GOAL> Repeat each record below exactly, dropping the pictures.

· · · · ·

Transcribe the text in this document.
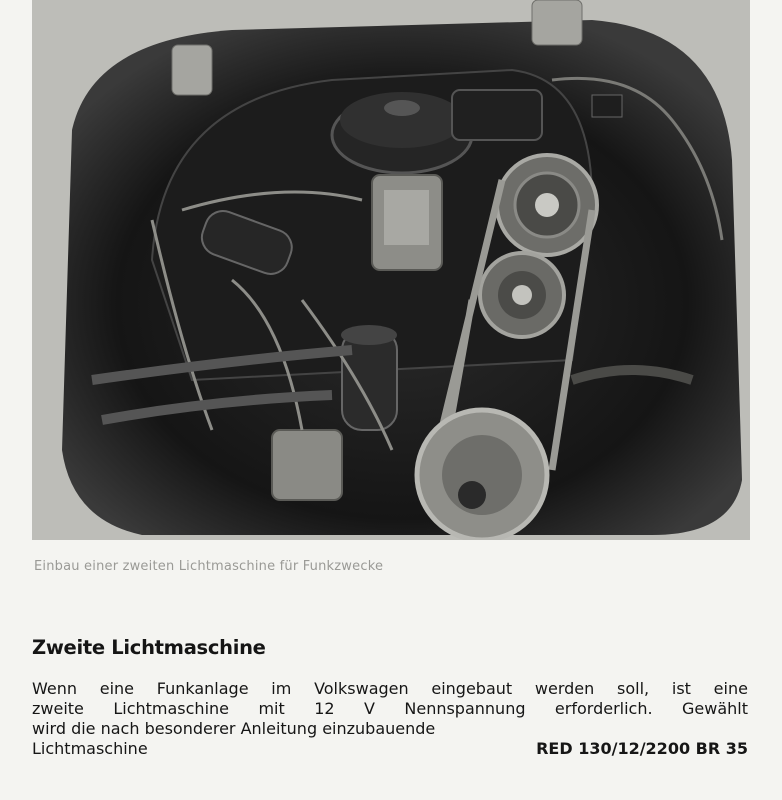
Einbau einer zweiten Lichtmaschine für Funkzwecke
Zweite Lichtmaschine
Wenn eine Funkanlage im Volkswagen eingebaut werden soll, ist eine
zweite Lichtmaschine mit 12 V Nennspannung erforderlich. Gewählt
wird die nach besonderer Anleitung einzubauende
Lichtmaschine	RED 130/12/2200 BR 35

· · · · ·

THE RESPONSE>
Transcribe the text in this document.
Einbau einer zweiten Lichtmaschine für Funkzwecke
Zweite Lichtmaschine
Wenn eine Funkanlage im Volkswagen eingebaut werden soll, ist eine
zweite Lichtmaschine mit 12 V Nennspannung erforderlich. Gewählt
wird die nach besonderer Anleitung einzubauende
Lichtmaschine	RED 130/12/2200 BR 35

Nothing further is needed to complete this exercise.